(Box coordinate listings)

-----

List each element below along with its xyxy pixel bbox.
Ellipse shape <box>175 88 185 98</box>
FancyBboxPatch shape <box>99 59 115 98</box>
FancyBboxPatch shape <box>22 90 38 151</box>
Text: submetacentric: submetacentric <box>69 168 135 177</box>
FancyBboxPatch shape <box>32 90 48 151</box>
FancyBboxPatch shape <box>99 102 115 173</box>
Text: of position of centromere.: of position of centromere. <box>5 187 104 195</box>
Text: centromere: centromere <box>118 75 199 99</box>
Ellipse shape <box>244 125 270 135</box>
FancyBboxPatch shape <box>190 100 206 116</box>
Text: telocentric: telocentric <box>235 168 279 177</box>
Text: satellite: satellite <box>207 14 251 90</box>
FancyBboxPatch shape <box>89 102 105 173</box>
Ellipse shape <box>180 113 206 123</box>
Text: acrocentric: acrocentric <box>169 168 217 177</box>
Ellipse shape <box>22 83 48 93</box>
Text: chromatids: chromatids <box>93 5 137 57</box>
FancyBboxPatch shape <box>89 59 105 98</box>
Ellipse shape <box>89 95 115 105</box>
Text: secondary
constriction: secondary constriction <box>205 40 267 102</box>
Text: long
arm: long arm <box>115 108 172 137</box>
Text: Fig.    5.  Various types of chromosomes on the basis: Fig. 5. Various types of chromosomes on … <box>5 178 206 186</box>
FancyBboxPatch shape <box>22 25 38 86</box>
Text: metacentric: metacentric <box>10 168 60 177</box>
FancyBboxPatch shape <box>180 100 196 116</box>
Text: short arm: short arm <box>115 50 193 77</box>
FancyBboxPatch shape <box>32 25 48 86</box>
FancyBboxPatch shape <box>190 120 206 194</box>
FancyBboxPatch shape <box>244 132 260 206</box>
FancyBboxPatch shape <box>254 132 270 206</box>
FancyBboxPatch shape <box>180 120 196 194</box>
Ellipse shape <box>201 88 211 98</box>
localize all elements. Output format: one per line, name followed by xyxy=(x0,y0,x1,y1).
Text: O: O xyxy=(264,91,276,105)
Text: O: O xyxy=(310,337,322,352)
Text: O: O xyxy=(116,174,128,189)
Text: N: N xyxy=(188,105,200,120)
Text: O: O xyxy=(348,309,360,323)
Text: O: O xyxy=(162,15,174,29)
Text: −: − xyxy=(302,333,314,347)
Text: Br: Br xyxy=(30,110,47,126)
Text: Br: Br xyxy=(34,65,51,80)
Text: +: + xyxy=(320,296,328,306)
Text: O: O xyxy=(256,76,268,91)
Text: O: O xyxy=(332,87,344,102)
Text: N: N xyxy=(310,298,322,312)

-----

**Task statement**. Change every "Ellipse shape" in the rows to "Oval shape" and write all the rows out again with nothing else altered.

**Expected answer**.
List each element below along with its xyxy pixel bbox.
Oval shape <box>175 88 185 98</box>
FancyBboxPatch shape <box>99 59 115 98</box>
FancyBboxPatch shape <box>22 90 38 151</box>
Text: submetacentric: submetacentric <box>69 168 135 177</box>
FancyBboxPatch shape <box>32 90 48 151</box>
FancyBboxPatch shape <box>99 102 115 173</box>
Text: of position of centromere.: of position of centromere. <box>5 187 104 195</box>
Text: centromere: centromere <box>118 75 199 99</box>
Oval shape <box>244 125 270 135</box>
FancyBboxPatch shape <box>190 100 206 116</box>
Text: telocentric: telocentric <box>235 168 279 177</box>
Text: satellite: satellite <box>207 14 251 90</box>
FancyBboxPatch shape <box>89 102 105 173</box>
Oval shape <box>180 113 206 123</box>
Text: acrocentric: acrocentric <box>169 168 217 177</box>
Oval shape <box>22 83 48 93</box>
Text: chromatids: chromatids <box>93 5 137 57</box>
FancyBboxPatch shape <box>89 59 105 98</box>
Oval shape <box>89 95 115 105</box>
Text: secondary
constriction: secondary constriction <box>205 40 267 102</box>
Text: long
arm: long arm <box>115 108 172 137</box>
Text: Fig.    5.  Various types of chromosomes on the basis: Fig. 5. Various types of chromosomes on … <box>5 178 206 186</box>
FancyBboxPatch shape <box>22 25 38 86</box>
Text: metacentric: metacentric <box>10 168 60 177</box>
FancyBboxPatch shape <box>180 100 196 116</box>
Text: short arm: short arm <box>115 50 193 77</box>
FancyBboxPatch shape <box>32 25 48 86</box>
FancyBboxPatch shape <box>190 120 206 194</box>
FancyBboxPatch shape <box>244 132 260 206</box>
FancyBboxPatch shape <box>254 132 270 206</box>
FancyBboxPatch shape <box>180 120 196 194</box>
Oval shape <box>201 88 211 98</box>
localize all elements. Output format: one per line, name followed by xyxy=(x0,y0,x1,y1).
Text: O: O xyxy=(264,91,276,105)
Text: O: O xyxy=(310,337,322,352)
Text: O: O xyxy=(116,174,128,189)
Text: N: N xyxy=(188,105,200,120)
Text: O: O xyxy=(348,309,360,323)
Text: O: O xyxy=(162,15,174,29)
Text: −: − xyxy=(302,333,314,347)
Text: Br: Br xyxy=(30,110,47,126)
Text: Br: Br xyxy=(34,65,51,80)
Text: +: + xyxy=(320,296,328,306)
Text: O: O xyxy=(256,76,268,91)
Text: O: O xyxy=(332,87,344,102)
Text: N: N xyxy=(310,298,322,312)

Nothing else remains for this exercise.